WRITTEN REQUEST: Identify the lines that contain the word "mushrooms", then copy them.

RECORDS FOR THIS TASK:
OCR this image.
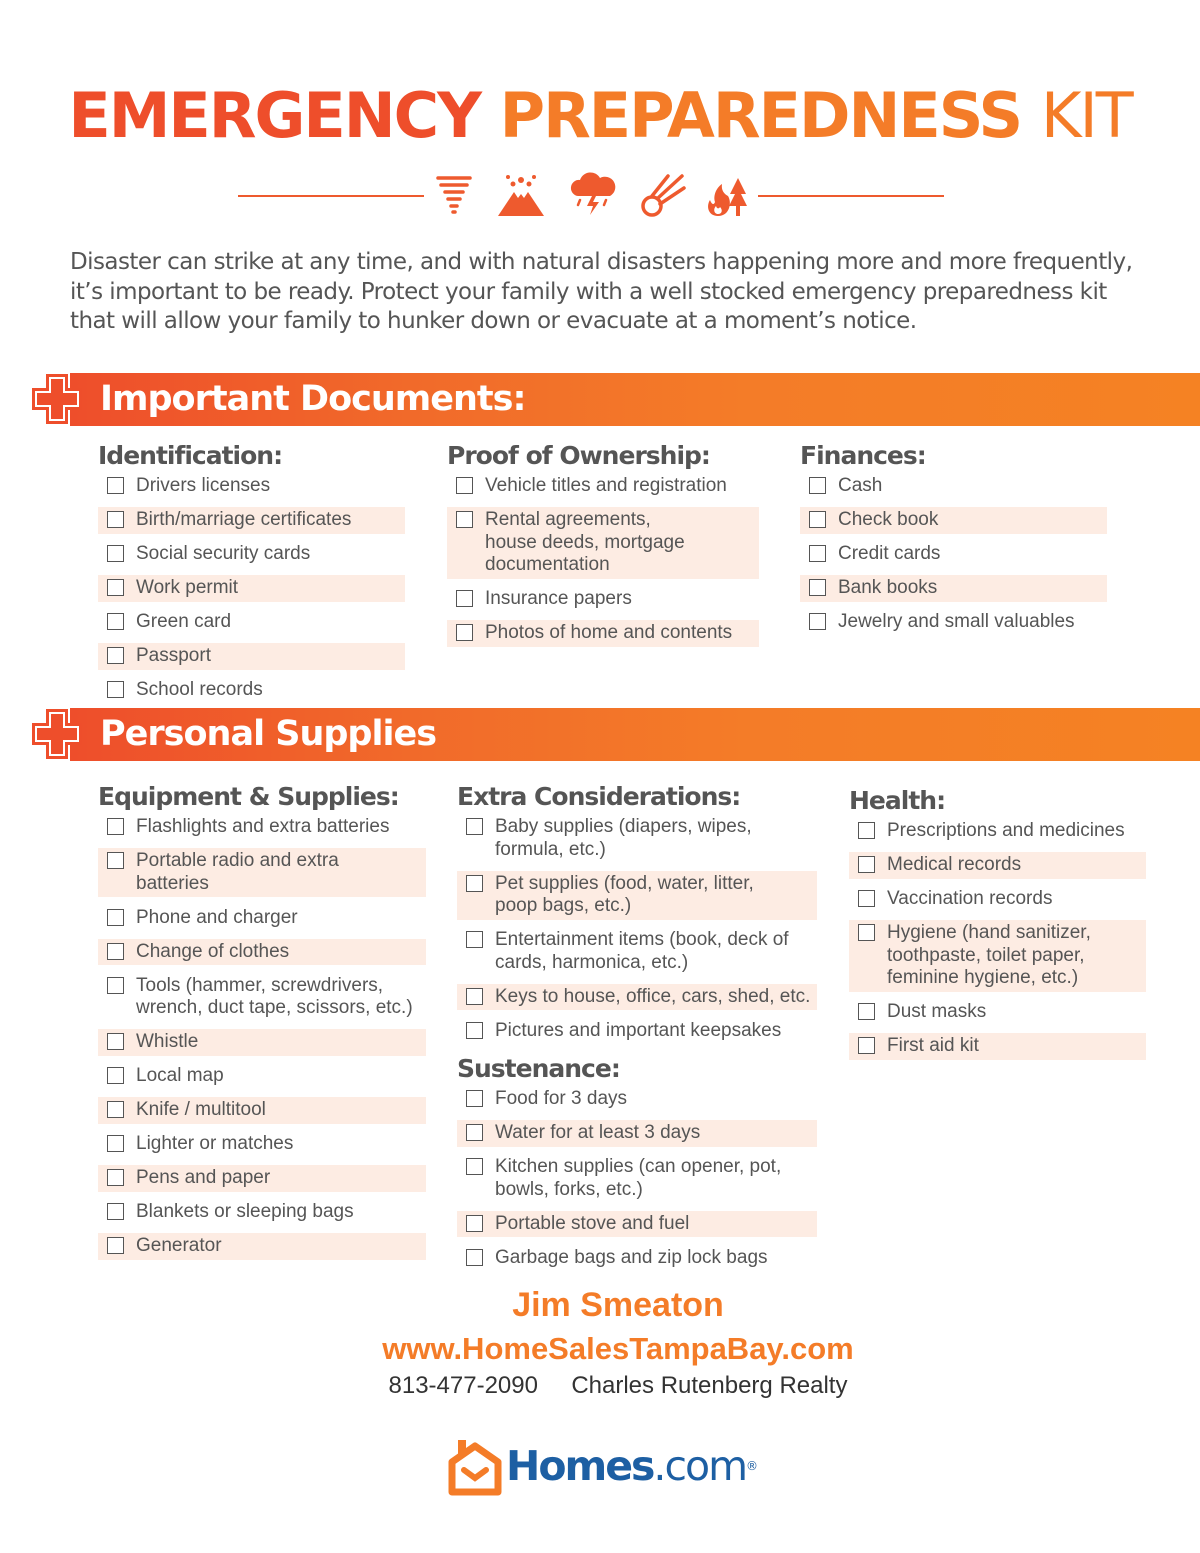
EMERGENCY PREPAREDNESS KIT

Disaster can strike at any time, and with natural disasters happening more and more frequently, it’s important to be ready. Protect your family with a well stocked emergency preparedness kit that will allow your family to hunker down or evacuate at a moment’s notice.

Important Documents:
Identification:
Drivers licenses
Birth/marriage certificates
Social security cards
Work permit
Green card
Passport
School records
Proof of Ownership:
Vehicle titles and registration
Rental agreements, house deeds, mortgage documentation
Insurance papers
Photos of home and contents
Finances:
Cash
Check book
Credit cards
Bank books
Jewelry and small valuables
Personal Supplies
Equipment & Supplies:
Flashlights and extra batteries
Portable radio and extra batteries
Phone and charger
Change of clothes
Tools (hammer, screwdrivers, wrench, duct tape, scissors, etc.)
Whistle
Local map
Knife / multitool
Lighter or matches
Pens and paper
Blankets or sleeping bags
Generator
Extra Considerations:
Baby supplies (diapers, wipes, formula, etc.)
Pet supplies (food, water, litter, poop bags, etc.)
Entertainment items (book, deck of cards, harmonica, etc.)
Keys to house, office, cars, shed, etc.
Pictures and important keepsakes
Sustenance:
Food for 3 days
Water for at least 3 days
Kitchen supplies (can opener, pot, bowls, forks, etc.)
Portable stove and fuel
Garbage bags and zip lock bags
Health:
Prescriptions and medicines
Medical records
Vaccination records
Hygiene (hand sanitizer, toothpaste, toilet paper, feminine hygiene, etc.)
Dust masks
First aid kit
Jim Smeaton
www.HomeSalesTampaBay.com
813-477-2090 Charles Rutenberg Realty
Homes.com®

...

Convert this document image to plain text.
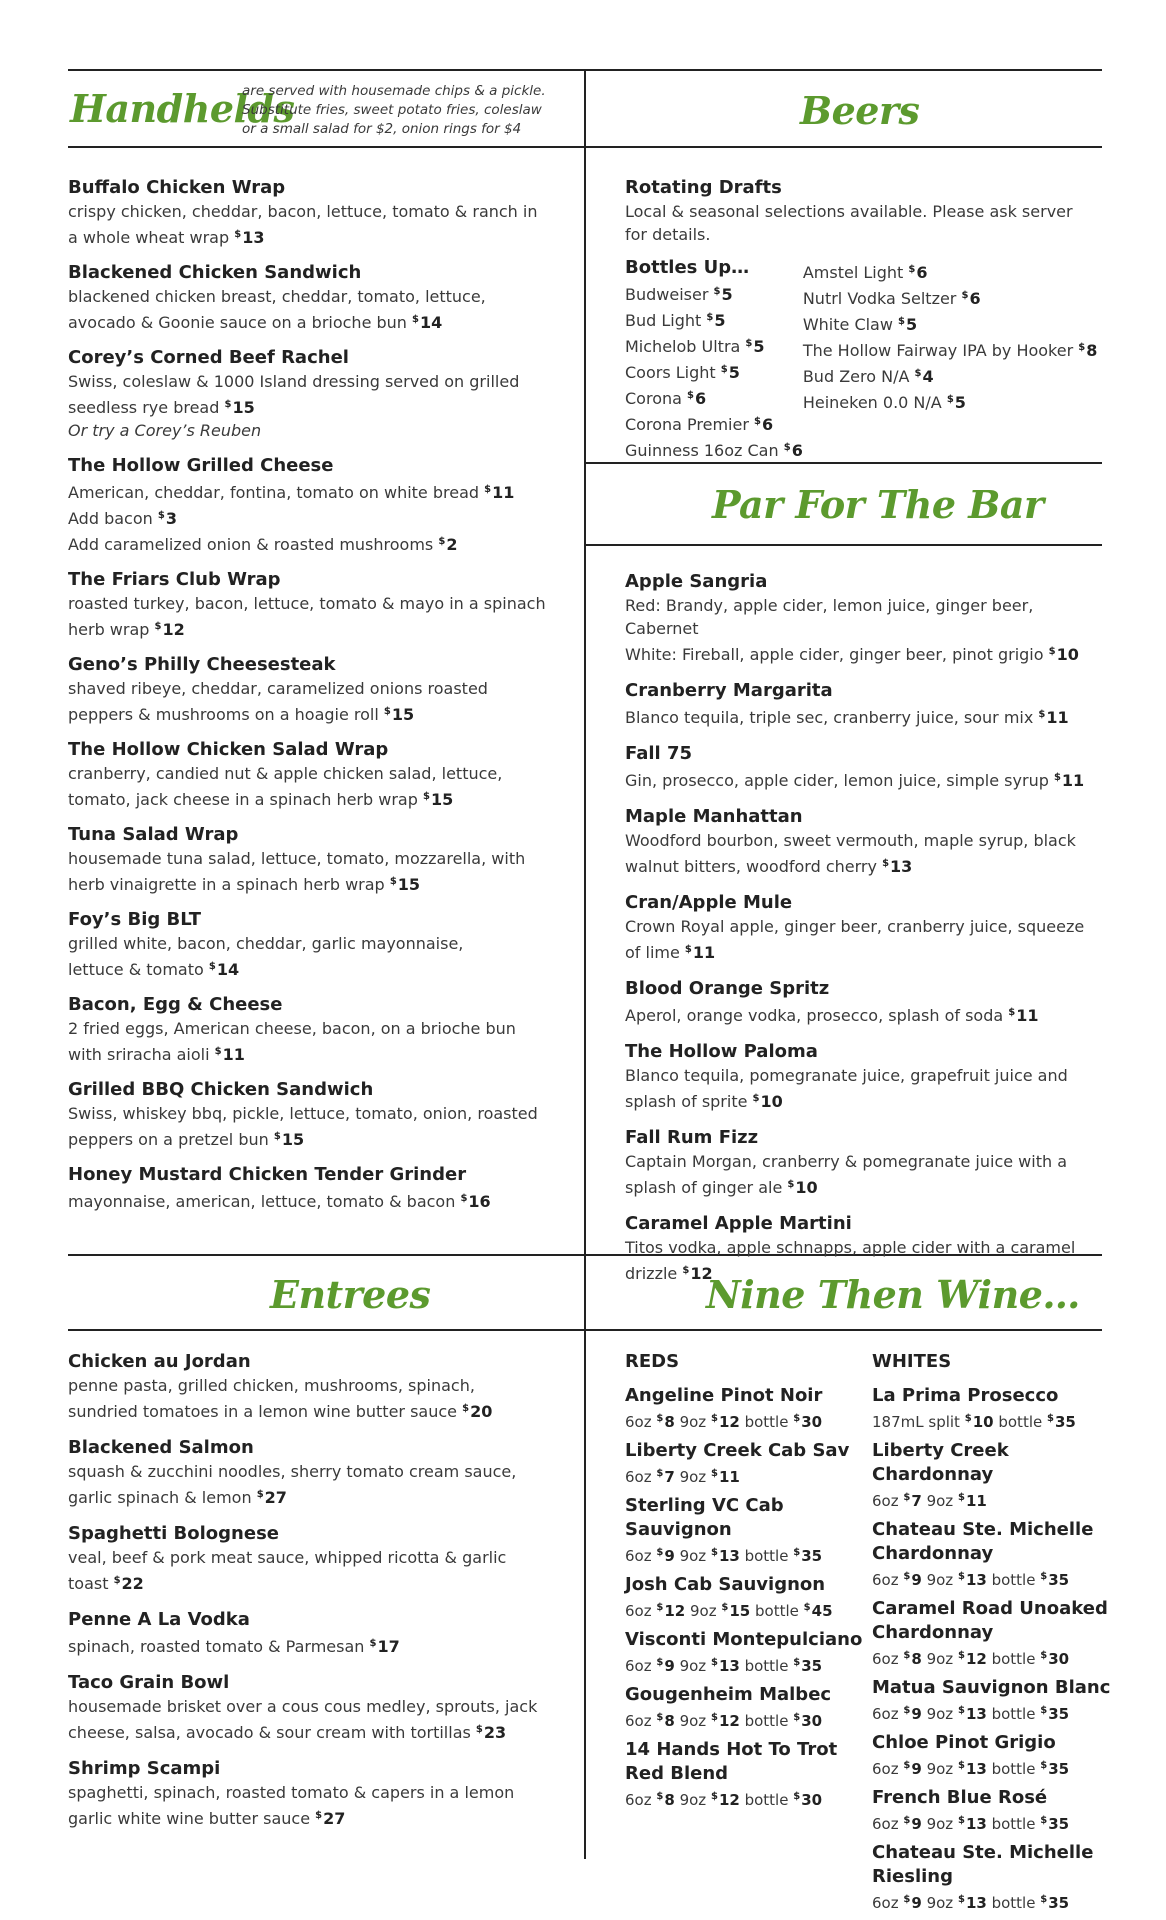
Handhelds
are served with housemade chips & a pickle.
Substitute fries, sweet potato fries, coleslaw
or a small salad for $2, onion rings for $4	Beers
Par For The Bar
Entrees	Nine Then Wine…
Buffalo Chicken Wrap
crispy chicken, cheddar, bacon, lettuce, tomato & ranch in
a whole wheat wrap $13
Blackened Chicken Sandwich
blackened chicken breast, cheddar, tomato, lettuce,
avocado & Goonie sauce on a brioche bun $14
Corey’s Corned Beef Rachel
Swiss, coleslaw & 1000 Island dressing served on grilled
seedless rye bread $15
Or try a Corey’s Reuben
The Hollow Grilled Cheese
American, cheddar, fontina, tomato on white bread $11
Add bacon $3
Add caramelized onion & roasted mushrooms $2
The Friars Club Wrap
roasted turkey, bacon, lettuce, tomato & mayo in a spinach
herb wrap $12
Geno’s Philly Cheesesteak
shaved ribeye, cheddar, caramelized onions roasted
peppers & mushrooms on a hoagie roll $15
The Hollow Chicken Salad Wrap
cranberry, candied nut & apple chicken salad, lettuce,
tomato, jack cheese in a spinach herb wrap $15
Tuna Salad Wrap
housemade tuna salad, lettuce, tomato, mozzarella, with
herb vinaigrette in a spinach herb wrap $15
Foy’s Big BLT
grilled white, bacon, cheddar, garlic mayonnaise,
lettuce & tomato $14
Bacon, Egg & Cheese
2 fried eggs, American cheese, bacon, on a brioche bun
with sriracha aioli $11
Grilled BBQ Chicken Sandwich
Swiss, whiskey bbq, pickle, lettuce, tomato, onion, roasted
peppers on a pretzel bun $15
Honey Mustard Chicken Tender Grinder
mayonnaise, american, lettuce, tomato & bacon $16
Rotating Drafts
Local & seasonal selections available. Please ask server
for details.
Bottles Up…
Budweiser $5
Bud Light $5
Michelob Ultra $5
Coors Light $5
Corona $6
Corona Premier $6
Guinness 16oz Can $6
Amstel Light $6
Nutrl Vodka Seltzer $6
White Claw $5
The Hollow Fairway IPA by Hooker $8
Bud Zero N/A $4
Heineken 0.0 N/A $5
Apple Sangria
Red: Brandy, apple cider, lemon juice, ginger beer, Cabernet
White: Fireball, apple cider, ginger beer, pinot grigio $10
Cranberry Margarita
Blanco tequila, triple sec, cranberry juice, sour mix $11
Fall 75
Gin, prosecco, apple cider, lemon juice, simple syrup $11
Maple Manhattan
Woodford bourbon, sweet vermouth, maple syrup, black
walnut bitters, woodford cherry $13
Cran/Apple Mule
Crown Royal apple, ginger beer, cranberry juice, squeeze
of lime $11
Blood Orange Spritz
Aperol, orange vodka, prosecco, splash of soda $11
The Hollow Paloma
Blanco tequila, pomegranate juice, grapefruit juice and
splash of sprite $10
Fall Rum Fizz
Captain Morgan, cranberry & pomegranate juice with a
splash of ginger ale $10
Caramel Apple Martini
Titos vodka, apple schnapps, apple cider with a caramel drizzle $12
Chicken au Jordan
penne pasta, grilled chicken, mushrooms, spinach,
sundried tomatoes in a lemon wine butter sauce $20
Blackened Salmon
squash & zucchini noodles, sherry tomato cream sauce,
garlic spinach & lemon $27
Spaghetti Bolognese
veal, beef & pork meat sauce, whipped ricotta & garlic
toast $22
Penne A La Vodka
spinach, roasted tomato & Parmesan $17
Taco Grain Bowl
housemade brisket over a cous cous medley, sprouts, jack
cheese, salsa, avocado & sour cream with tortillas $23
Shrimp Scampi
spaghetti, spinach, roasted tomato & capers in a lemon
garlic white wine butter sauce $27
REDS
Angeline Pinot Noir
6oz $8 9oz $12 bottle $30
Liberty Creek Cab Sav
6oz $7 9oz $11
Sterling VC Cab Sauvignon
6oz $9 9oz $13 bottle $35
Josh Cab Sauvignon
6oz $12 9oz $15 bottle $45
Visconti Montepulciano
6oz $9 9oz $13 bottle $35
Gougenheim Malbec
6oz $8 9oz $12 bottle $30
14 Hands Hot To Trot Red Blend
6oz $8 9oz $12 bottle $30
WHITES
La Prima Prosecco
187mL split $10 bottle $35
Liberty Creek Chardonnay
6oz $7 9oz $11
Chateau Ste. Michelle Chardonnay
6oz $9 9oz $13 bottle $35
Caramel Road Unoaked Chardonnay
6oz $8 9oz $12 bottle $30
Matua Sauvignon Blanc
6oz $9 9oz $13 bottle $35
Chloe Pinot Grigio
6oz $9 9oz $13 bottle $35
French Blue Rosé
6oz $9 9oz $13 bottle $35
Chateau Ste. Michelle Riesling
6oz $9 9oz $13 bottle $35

ANSWER TO THE PROBLEM:
Add caramelized onion & roasted mushrooms $2
peppers & mushrooms on a hoagie roll $15
penne pasta, grilled chicken, mushrooms, spinach,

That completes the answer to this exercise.